### Directions
Work through the material below line by line and say how many lines include the word "Republic". Only the number, please.

━━ The input ━━

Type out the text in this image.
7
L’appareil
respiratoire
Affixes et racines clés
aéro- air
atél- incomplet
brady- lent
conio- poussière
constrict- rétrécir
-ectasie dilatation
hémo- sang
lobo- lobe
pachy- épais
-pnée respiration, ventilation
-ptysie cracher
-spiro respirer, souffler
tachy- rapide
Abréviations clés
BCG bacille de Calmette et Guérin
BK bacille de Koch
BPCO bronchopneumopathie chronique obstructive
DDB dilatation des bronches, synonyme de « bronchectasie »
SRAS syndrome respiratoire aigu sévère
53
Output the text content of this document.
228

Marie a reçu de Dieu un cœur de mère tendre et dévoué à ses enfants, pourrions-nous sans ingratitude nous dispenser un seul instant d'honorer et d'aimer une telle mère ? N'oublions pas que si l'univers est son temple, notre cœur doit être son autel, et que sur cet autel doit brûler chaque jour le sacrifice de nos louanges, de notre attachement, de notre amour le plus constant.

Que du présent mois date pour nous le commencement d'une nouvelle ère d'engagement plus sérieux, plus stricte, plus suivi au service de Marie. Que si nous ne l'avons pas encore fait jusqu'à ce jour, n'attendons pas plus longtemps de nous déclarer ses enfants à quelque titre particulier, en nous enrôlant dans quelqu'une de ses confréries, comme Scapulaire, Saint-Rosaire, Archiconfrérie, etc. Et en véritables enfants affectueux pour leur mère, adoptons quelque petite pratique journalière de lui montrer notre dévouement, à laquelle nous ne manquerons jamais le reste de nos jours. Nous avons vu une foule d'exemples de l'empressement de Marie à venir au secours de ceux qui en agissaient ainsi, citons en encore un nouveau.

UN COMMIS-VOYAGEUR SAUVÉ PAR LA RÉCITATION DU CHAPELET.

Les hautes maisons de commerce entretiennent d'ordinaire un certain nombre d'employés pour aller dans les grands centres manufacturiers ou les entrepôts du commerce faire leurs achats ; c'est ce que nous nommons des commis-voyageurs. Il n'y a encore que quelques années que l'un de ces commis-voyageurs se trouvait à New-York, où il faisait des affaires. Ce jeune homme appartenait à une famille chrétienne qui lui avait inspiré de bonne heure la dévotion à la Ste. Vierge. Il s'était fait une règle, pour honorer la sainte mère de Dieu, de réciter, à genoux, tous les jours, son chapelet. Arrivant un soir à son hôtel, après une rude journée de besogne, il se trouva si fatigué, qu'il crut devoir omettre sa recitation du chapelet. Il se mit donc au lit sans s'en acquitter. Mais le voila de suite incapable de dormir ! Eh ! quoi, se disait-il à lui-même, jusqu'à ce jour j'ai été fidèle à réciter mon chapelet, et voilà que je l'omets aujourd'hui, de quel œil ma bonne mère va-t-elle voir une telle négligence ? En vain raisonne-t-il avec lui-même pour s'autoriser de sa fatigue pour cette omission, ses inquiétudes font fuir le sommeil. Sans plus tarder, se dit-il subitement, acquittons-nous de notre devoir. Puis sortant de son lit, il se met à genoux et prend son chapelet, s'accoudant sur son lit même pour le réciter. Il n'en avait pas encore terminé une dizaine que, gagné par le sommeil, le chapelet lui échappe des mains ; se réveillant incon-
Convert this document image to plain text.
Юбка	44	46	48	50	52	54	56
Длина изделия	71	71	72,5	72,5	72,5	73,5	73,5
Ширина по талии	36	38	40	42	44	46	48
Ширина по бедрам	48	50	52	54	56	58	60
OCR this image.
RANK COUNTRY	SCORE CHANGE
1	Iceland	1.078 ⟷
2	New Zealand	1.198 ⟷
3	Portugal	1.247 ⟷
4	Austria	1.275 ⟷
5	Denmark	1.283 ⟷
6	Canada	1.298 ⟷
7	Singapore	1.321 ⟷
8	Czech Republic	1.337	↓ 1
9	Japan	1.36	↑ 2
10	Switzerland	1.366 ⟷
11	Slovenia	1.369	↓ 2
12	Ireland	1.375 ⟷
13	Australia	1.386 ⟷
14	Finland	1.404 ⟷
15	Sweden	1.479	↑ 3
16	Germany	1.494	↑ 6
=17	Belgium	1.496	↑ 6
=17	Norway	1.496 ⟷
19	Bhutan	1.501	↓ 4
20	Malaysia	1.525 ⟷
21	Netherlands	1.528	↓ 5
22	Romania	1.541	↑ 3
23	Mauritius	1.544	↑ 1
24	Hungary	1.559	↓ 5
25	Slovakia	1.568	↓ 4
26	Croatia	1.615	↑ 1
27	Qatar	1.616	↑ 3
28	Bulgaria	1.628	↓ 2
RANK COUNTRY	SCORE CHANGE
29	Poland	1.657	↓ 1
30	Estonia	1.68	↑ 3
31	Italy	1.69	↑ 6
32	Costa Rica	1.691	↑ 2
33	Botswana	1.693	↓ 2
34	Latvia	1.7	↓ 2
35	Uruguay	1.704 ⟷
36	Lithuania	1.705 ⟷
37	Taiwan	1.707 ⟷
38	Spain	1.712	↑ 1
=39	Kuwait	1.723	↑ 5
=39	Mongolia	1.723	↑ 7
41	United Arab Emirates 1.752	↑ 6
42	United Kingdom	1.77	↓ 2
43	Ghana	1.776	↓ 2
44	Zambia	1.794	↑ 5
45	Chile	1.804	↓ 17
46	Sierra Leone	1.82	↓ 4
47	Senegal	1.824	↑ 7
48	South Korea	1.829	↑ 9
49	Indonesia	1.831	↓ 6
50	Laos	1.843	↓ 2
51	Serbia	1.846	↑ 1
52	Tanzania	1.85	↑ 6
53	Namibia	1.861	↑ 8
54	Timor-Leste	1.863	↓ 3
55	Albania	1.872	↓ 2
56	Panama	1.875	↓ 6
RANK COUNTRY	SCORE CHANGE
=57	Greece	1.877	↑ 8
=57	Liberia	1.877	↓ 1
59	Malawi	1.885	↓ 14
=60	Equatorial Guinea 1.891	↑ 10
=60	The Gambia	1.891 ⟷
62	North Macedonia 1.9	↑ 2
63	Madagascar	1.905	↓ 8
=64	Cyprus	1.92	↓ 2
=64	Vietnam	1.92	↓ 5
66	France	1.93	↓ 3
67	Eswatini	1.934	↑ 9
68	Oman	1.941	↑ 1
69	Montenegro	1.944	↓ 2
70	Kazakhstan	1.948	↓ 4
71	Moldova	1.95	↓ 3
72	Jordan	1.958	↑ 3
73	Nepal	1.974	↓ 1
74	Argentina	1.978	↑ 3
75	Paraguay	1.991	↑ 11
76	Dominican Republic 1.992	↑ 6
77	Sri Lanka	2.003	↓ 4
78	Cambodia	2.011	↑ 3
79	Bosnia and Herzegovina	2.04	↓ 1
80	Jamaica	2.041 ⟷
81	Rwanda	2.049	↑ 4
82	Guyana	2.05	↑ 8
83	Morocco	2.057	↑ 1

━━━

### Correct output
2